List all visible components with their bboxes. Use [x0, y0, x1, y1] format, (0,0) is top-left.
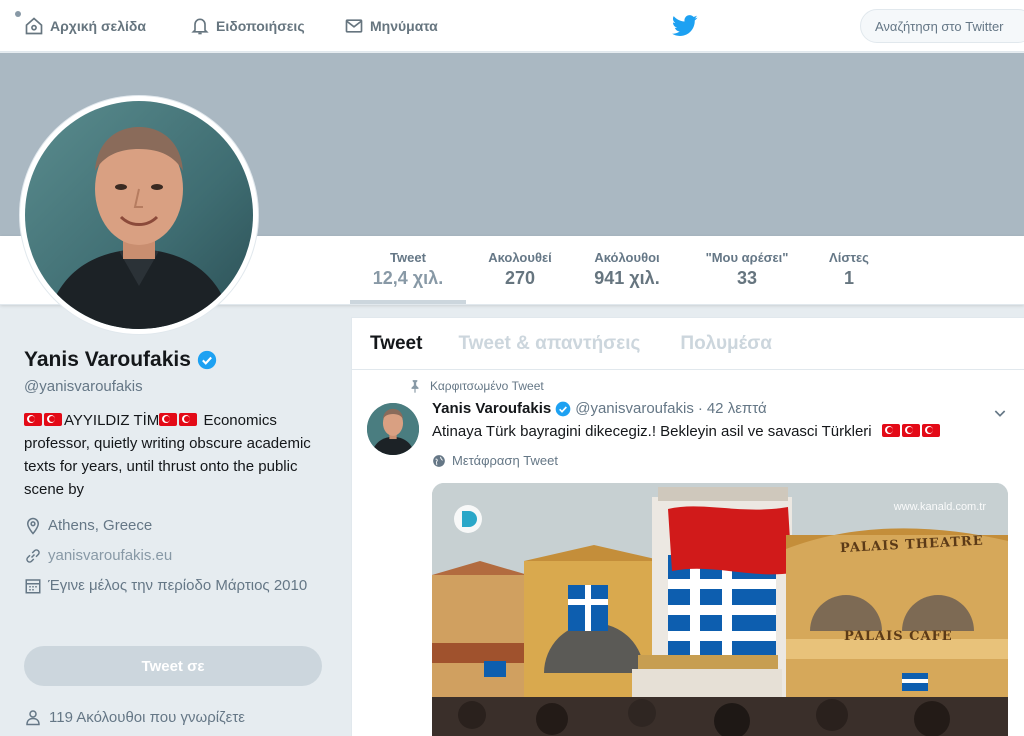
stat-likes-value: 33: [736, 268, 758, 288]
media-scene-illustration: [432, 483, 1008, 736]
stat-following[interactable]: Ακολουθεί 270: [474, 250, 566, 289]
envelope-icon: [345, 19, 363, 33]
turkish-flag-icon: [159, 413, 178, 426]
verified-badge-icon: [197, 350, 217, 370]
stat-lists[interactable]: Λίστες 1: [818, 250, 880, 289]
turkish-flag-icon: [901, 424, 920, 437]
profile-name[interactable]: Yanis Varoufakis: [24, 348, 191, 372]
pin-icon: [411, 380, 419, 393]
tab-tweets-and-replies[interactable]: Tweet & απαντήσεις: [458, 333, 640, 355]
bell-icon: [191, 18, 209, 35]
chevron-down-icon[interactable]: [992, 405, 1008, 421]
search-input[interactable]: Αναζήτηση στο Twitter: [860, 9, 1024, 43]
location-pin-icon: [26, 517, 40, 535]
pinned-label: Καρφιτσωμένο Tweet: [430, 379, 544, 393]
turkish-flag-icon: [179, 413, 198, 426]
nav-notifications[interactable]: Ειδοποιήσεις: [190, 0, 305, 52]
home-icon: [25, 17, 43, 35]
stat-followers[interactable]: Ακόλουθοι 941 χιλ.: [578, 250, 676, 289]
globe-icon: [433, 454, 445, 467]
pinned-tweet[interactable]: Καρφιτσωμένο Tweet Yanis Varoufakis @yan…: [352, 371, 1024, 736]
nav-home[interactable]: Αρχική σελίδα: [24, 0, 146, 52]
tab-media[interactable]: Πολυμέσα: [680, 333, 772, 355]
active-stat-underline: [350, 300, 466, 304]
followers-you-know[interactable]: 119 Ακόλουθοι που γνωρίζετε: [24, 708, 245, 726]
stat-tweets-label: Tweet: [390, 250, 426, 265]
stat-followers-label: Ακόλουθοι: [594, 250, 660, 265]
status-dot: [15, 11, 21, 17]
stat-likes[interactable]: "Μου αρέσει" 33: [692, 250, 802, 289]
media-watermark: www.kanald.com.tr: [893, 501, 986, 513]
turkish-flag-icon: [44, 413, 62, 426]
turkish-flag-icon: [881, 424, 900, 437]
calendar-icon: [25, 579, 41, 594]
website-link[interactable]: yanisvaroufakis.eu: [48, 545, 172, 566]
bio-highlight: AYYILDIZ TİM: [64, 412, 160, 429]
tweet-to-button[interactable]: Tweet σε: [24, 646, 322, 686]
profile-bio: AYYILDIZ TİM Economics professor, quietl…: [24, 409, 324, 501]
search-placeholder: Αναζήτηση στο Twitter: [875, 18, 1004, 34]
tweet-text: Atinaya Türk bayragini dikecegiz.! Bekle…: [432, 423, 942, 440]
followers-you-know-text: 119 Ακόλουθοι που γνωρίζετε: [49, 708, 245, 726]
portrait-illustration: [45, 127, 233, 329]
tweet-text-body: Atinaya Türk bayragini dikecegiz.! Bekle…: [432, 423, 872, 440]
stat-likes-label: "Μου αρέσει": [705, 250, 789, 265]
joined-text: Έγινε μέλος την περίοδο Μάρτιος 2010: [48, 577, 308, 594]
stat-tweets[interactable]: Tweet 12,4 χιλ.: [360, 250, 456, 289]
nav-notifications-label: Ειδοποιήσεις: [216, 18, 305, 34]
link-icon: [26, 549, 40, 563]
profile-name-row: Yanis Varoufakis: [24, 348, 334, 372]
timeline: Tweet Tweet & απαντήσεις Πολυμέσα Καρφιτ…: [351, 317, 1024, 736]
location-text: Athens, Greece: [48, 517, 153, 534]
profile-card: Yanis Varoufakis @yanisvaroufakis AYYILD…: [24, 348, 334, 596]
pinned-indicator: Καρφιτσωμένο Tweet: [408, 379, 544, 393]
channel-logo-icon: [454, 505, 482, 533]
stat-lists-value: 1: [843, 268, 854, 288]
avatar-photo: [25, 101, 253, 329]
profile-location: Athens, Greece: [24, 515, 334, 536]
profile-handle[interactable]: @yanisvaroufakis: [24, 378, 334, 395]
tweet-media-image[interactable]: www.kanald.com.tr PALAIS THEATRE PALAIS …: [432, 483, 1008, 736]
profile-meta: Athens, Greece yanisvaroufakis.eu Έγινε …: [24, 515, 334, 596]
twitter-bird-icon[interactable]: [672, 14, 698, 38]
media-sign-cafe: PALAIS CAFE: [844, 629, 953, 644]
nav-messages[interactable]: Μηνύματα: [344, 0, 438, 52]
tweet-author-name[interactable]: Yanis Varoufakis: [432, 400, 551, 417]
tweet-avatar-portrait: [367, 403, 419, 455]
turkish-flag-icon: [24, 413, 42, 426]
stat-followers-value: 941 χιλ.: [594, 268, 660, 288]
tweet-author-handle[interactable]: @yanisvaroufakis: [575, 400, 694, 417]
tweet-avatar[interactable]: [367, 403, 419, 455]
stat-following-label: Ακολουθεί: [488, 250, 552, 265]
stat-tweets-value: 12,4 χιλ.: [372, 268, 444, 288]
nav-home-label: Αρχική σελίδα: [50, 18, 146, 34]
tweet-header: Yanis Varoufakis @yanisvaroufakis · 42 λ…: [432, 400, 767, 417]
verified-badge-icon: [555, 401, 571, 416]
person-icon: [26, 710, 40, 726]
stat-following-value: 270: [504, 268, 536, 288]
top-navigation: Αρχική σελίδα Ειδοποιήσεις Μηνύματα Αναζ…: [0, 0, 1024, 52]
profile-website: yanisvaroufakis.eu: [24, 545, 334, 566]
profile-joined: Έγινε μέλος την περίοδο Μάρτιος 2010: [24, 575, 334, 596]
tweet-timestamp[interactable]: 42 λεπτά: [707, 400, 767, 417]
turkish-flag-icon: [921, 424, 940, 437]
nav-messages-label: Μηνύματα: [370, 18, 438, 34]
translate-tweet-link[interactable]: Μετάφραση Tweet: [432, 453, 558, 468]
tweet-separator: ·: [697, 400, 703, 417]
timeline-tabs: Tweet Tweet & απαντήσεις Πολυμέσα: [352, 318, 1024, 370]
profile-avatar[interactable]: [20, 96, 258, 334]
stat-lists-label: Λίστες: [829, 250, 869, 265]
translate-label: Μετάφραση Tweet: [452, 453, 558, 468]
tab-tweets[interactable]: Tweet: [370, 333, 422, 355]
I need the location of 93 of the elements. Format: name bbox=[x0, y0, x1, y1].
━━━━━━
§ WORK REQUIRED: Reproduce every line of the entries above verbatim, leaving out the pictures.

§ ANSWER FOR THE TASK:
List all visible components with their bboxes. Use [x0, y0, x1, y1] format, (0,0) is top-left.
stat-likes-value: 33: [736, 268, 758, 288]
media-scene-illustration: [432, 483, 1008, 736]
stat-following[interactable]: Ακολουθεί 270: [474, 250, 566, 289]
envelope-icon: [345, 19, 363, 33]
turkish-flag-icon: [159, 413, 178, 426]
verified-badge-icon: [197, 350, 217, 370]
stat-lists[interactable]: Λίστες 1: [818, 250, 880, 289]
turkish-flag-icon: [901, 424, 920, 437]
profile-name[interactable]: Yanis Varoufakis: [24, 348, 191, 372]
pin-icon: [411, 380, 419, 393]
tab-tweets-and-replies[interactable]: Tweet & απαντήσεις: [458, 333, 640, 355]
bell-icon: [191, 18, 209, 35]
chevron-down-icon[interactable]: [992, 405, 1008, 421]
search-input[interactable]: Αναζήτηση στο Twitter: [860, 9, 1024, 43]
location-pin-icon: [26, 517, 40, 535]
pinned-label: Καρφιτσωμένο Tweet: [430, 379, 544, 393]
turkish-flag-icon: [179, 413, 198, 426]
nav-notifications[interactable]: Ειδοποιήσεις: [190, 0, 305, 52]
home-icon: [25, 17, 43, 35]
stat-followers[interactable]: Ακόλουθοι 941 χιλ.: [578, 250, 676, 289]
globe-icon: [433, 454, 445, 467]
pinned-tweet[interactable]: Καρφιτσωμένο Tweet Yanis Varoufakis @yan…: [352, 371, 1024, 736]
nav-home[interactable]: Αρχική σελίδα: [24, 0, 146, 52]
tab-media[interactable]: Πολυμέσα: [680, 333, 772, 355]
active-stat-underline: [350, 300, 466, 304]
followers-you-know[interactable]: 119 Ακόλουθοι που γνωρίζετε: [24, 708, 245, 726]
stat-tweets-label: Tweet: [390, 250, 426, 265]
stat-followers-label: Ακόλουθοι: [594, 250, 660, 265]
status-dot: [15, 11, 21, 17]
stat-likes[interactable]: "Μου αρέσει" 33: [692, 250, 802, 289]
media-watermark: www.kanald.com.tr: [893, 501, 986, 513]
turkish-flag-icon: [44, 413, 62, 426]
turkish-flag-icon: [881, 424, 900, 437]
calendar-icon: [25, 579, 41, 594]
website-link[interactable]: yanisvaroufakis.eu: [48, 545, 172, 566]
bio-highlight: AYYILDIZ TİM: [64, 412, 160, 429]
tweet-to-button[interactable]: Tweet σε: [24, 646, 322, 686]
profile-bio: AYYILDIZ TİM Economics professor, quietl…: [24, 409, 324, 501]
search-placeholder: Αναζήτηση στο Twitter: [875, 18, 1004, 34]
tweet-text: Atinaya Türk bayragini dikecegiz.! Bekle…: [432, 423, 942, 440]
followers-you-know-text: 119 Ακόλουθοι που γνωρίζετε: [49, 708, 245, 726]
portrait-illustration: [45, 127, 233, 329]
tweet-text-body: Atinaya Türk bayragini dikecegiz.! Bekle…: [432, 423, 872, 440]
stat-likes-label: "Μου αρέσει": [705, 250, 789, 265]
joined-text: Έγινε μέλος την περίοδο Μάρτιος 2010: [48, 577, 308, 594]
stat-tweets[interactable]: Tweet 12,4 χιλ.: [360, 250, 456, 289]
nav-notifications-label: Ειδοποιήσεις: [216, 18, 305, 34]
link-icon: [26, 549, 40, 563]
profile-name-row: Yanis Varoufakis: [24, 348, 334, 372]
timeline: Tweet Tweet & απαντήσεις Πολυμέσα Καρφιτ…: [351, 317, 1024, 736]
location-text: Athens, Greece: [48, 517, 153, 534]
profile-card: Yanis Varoufakis @yanisvaroufakis AYYILD…: [24, 348, 334, 596]
pinned-indicator: Καρφιτσωμένο Tweet: [408, 379, 544, 393]
channel-logo-icon: [454, 505, 482, 533]
stat-lists-value: 1: [843, 268, 854, 288]
avatar-photo: [25, 101, 253, 329]
profile-location: Athens, Greece: [24, 515, 334, 536]
profile-handle[interactable]: @yanisvaroufakis: [24, 378, 334, 395]
tweet-media-image[interactable]: www.kanald.com.tr PALAIS THEATRE PALAIS …: [432, 483, 1008, 736]
profile-meta: Athens, Greece yanisvaroufakis.eu Έγινε …: [24, 515, 334, 596]
twitter-bird-icon[interactable]: [672, 14, 698, 38]
media-sign-cafe: PALAIS CAFE: [844, 629, 953, 644]
nav-messages[interactable]: Μηνύματα: [344, 0, 438, 52]
tweet-author-name[interactable]: Yanis Varoufakis: [432, 400, 551, 417]
tweet-avatar-portrait: [367, 403, 419, 455]
turkish-flag-icon: [24, 413, 42, 426]
stat-followers-value: 941 χιλ.: [594, 268, 660, 288]
tweet-author-handle[interactable]: @yanisvaroufakis: [575, 400, 694, 417]
tweet-avatar[interactable]: [367, 403, 419, 455]
stat-following-label: Ακολουθεί: [488, 250, 552, 265]
stat-tweets-value: 12,4 χιλ.: [372, 268, 444, 288]
nav-home-label: Αρχική σελίδα: [50, 18, 146, 34]
tweet-header: Yanis Varoufakis @yanisvaroufakis · 42 λ…: [432, 400, 767, 417]
verified-badge-icon: [555, 401, 571, 416]
person-icon: [26, 710, 40, 726]
stat-following-value: 270: [504, 268, 536, 288]
top-navigation: Αρχική σελίδα Ειδοποιήσεις Μηνύματα Αναζ…: [0, 0, 1024, 52]
profile-website: yanisvaroufakis.eu: [24, 545, 334, 566]
profile-joined: Έγινε μέλος την περίοδο Μάρτιος 2010: [24, 575, 334, 596]
tweet-timestamp[interactable]: 42 λεπτά: [707, 400, 767, 417]
turkish-flag-icon: [921, 424, 940, 437]
nav-messages-label: Μηνύματα: [370, 18, 438, 34]
translate-tweet-link[interactable]: Μετάφραση Tweet: [432, 453, 558, 468]
tweet-separator: ·: [697, 400, 703, 417]
timeline-tabs: Tweet Tweet & απαντήσεις Πολυμέσα: [352, 318, 1024, 370]
profile-avatar[interactable]: [20, 96, 258, 334]
stat-lists-label: Λίστες: [829, 250, 869, 265]
translate-label: Μετάφραση Tweet: [452, 453, 558, 468]
tab-tweets[interactable]: Tweet: [370, 333, 422, 355]
I need the location of 93 of the elements. Format: name bbox=[x0, y0, x1, y1].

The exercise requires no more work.